**Exercise task:**
Write out the complete material exactly as it stands.

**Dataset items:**
_ _ _ _ _ _ _

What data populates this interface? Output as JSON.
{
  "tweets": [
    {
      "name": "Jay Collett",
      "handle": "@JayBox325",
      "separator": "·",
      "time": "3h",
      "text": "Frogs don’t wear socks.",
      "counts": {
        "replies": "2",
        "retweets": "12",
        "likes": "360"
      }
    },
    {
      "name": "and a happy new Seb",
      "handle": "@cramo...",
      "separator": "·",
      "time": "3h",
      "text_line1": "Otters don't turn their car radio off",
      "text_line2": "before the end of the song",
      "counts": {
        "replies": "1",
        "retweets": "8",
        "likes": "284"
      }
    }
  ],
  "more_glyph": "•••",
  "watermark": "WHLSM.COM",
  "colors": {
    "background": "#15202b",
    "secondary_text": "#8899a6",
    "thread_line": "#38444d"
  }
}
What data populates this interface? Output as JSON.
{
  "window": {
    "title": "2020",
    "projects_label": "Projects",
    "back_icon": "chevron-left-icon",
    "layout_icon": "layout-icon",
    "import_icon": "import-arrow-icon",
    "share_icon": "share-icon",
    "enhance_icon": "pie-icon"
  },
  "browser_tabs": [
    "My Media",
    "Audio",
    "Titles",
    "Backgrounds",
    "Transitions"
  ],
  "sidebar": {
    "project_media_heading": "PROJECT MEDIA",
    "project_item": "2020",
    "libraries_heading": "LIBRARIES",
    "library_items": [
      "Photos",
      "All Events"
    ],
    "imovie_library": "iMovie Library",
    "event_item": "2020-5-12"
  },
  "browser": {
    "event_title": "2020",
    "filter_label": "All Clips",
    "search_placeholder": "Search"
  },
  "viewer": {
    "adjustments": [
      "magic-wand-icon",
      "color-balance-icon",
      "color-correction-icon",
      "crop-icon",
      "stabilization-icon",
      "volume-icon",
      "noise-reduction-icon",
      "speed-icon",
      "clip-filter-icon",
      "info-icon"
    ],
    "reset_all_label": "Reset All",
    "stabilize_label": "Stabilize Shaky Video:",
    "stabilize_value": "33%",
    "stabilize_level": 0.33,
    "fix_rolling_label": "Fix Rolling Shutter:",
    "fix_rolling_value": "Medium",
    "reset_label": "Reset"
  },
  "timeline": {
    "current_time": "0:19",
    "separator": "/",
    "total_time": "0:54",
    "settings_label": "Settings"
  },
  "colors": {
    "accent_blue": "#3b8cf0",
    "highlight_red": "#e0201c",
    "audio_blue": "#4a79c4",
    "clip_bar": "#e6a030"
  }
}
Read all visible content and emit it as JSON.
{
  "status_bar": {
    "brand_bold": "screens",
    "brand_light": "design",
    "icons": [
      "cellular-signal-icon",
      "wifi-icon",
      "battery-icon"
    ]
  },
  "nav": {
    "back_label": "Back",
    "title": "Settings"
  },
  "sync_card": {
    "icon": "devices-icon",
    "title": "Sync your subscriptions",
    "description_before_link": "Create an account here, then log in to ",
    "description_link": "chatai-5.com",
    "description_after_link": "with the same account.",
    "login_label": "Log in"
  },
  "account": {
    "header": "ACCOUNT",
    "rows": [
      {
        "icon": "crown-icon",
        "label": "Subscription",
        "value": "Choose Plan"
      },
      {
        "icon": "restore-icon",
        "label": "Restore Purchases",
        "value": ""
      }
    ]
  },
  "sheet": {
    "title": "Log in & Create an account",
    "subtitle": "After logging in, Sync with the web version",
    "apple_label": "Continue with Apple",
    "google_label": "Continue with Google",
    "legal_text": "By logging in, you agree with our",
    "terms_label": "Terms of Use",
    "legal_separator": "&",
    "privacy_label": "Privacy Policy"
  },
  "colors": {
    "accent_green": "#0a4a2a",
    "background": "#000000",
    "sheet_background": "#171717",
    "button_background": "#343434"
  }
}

_ _ _ _ _ _ _

**Answer to this task:**
What data populates this interface? Output as JSON.
{
  "tweets": [
    {
      "name": "Jay Collett",
      "handle": "@JayBox325",
      "separator": "·",
      "time": "3h",
      "text": "Frogs don’t wear socks.",
      "counts": {
        "replies": "2",
        "retweets": "12",
        "likes": "360"
      }
    },
    {
      "name": "and a happy new Seb",
      "handle": "@cramo...",
      "separator": "·",
      "time": "3h",
      "text_line1": "Otters don't turn their car radio off",
      "text_line2": "before the end of the song",
      "counts": {
        "replies": "1",
        "retweets": "8",
        "likes": "284"
      }
    }
  ],
  "more_glyph": "•••",
  "watermark": "WHLSM.COM",
  "colors": {
    "background": "#15202b",
    "secondary_text": "#8899a6",
    "thread_line": "#38444d"
  }
}
What data populates this interface? Output as JSON.
{
  "window": {
    "title": "2020",
    "projects_label": "Projects",
    "back_icon": "chevron-left-icon",
    "layout_icon": "layout-icon",
    "import_icon": "import-arrow-icon",
    "share_icon": "share-icon",
    "enhance_icon": "pie-icon"
  },
  "browser_tabs": [
    "My Media",
    "Audio",
    "Titles",
    "Backgrounds",
    "Transitions"
  ],
  "sidebar": {
    "project_media_heading": "PROJECT MEDIA",
    "project_item": "2020",
    "libraries_heading": "LIBRARIES",
    "library_items": [
      "Photos",
      "All Events"
    ],
    "imovie_library": "iMovie Library",
    "event_item": "2020-5-12"
  },
  "browser": {
    "event_title": "2020",
    "filter_label": "All Clips",
    "search_placeholder": "Search"
  },
  "viewer": {
    "adjustments": [
      "magic-wand-icon",
      "color-balance-icon",
      "color-correction-icon",
      "crop-icon",
      "stabilization-icon",
      "volume-icon",
      "noise-reduction-icon",
      "speed-icon",
      "clip-filter-icon",
      "info-icon"
    ],
    "reset_all_label": "Reset All",
    "stabilize_label": "Stabilize Shaky Video:",
    "stabilize_value": "33%",
    "stabilize_level": 0.33,
    "fix_rolling_label": "Fix Rolling Shutter:",
    "fix_rolling_value": "Medium",
    "reset_label": "Reset"
  },
  "timeline": {
    "current_time": "0:19",
    "separator": "/",
    "total_time": "0:54",
    "settings_label": "Settings"
  },
  "colors": {
    "accent_blue": "#3b8cf0",
    "highlight_red": "#e0201c",
    "audio_blue": "#4a79c4",
    "clip_bar": "#e6a030"
  }
}
Read all visible content and emit it as JSON.
{
  "status_bar": {
    "brand_bold": "screens",
    "brand_light": "design",
    "icons": [
      "cellular-signal-icon",
      "wifi-icon",
      "battery-icon"
    ]
  },
  "nav": {
    "back_label": "Back",
    "title": "Settings"
  },
  "sync_card": {
    "icon": "devices-icon",
    "title": "Sync your subscriptions",
    "description_before_link": "Create an account here, then log in to ",
    "description_link": "chatai-5.com",
    "description_after_link": "with the same account.",
    "login_label": "Log in"
  },
  "account": {
    "header": "ACCOUNT",
    "rows": [
      {
        "icon": "crown-icon",
        "label": "Subscription",
        "value": "Choose Plan"
      },
      {
        "icon": "restore-icon",
        "label": "Restore Purchases",
        "value": ""
      }
    ]
  },
  "sheet": {
    "title": "Log in & Create an account",
    "subtitle": "After logging in, Sync with the web version",
    "apple_label": "Continue with Apple",
    "google_label": "Continue with Google",
    "legal_text": "By logging in, you agree with our",
    "terms_label": "Terms of Use",
    "legal_separator": "&",
    "privacy_label": "Privacy Policy"
  },
  "colors": {
    "accent_green": "#0a4a2a",
    "background": "#000000",
    "sheet_background": "#171717",
    "button_background": "#343434"
  }
}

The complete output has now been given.